[Document understanding data]
····················

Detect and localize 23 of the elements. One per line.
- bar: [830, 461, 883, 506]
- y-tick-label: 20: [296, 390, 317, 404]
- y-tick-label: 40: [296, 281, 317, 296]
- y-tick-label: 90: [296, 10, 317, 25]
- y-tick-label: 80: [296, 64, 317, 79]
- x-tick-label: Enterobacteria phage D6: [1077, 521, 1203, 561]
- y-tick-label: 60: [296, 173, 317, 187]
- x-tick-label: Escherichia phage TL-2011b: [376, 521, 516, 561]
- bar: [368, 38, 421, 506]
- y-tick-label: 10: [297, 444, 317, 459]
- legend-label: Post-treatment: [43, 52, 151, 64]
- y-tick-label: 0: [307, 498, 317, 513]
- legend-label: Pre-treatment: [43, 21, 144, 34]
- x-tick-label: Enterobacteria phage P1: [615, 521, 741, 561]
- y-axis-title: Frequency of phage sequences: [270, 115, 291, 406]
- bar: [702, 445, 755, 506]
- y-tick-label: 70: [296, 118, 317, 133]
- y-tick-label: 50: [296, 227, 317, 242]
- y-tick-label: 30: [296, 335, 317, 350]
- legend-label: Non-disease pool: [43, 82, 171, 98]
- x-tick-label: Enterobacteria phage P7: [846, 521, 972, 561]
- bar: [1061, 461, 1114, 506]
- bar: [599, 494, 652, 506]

····················

Look through the records above for the word "treatment" and state how many lines contain it, giving the number alone.

2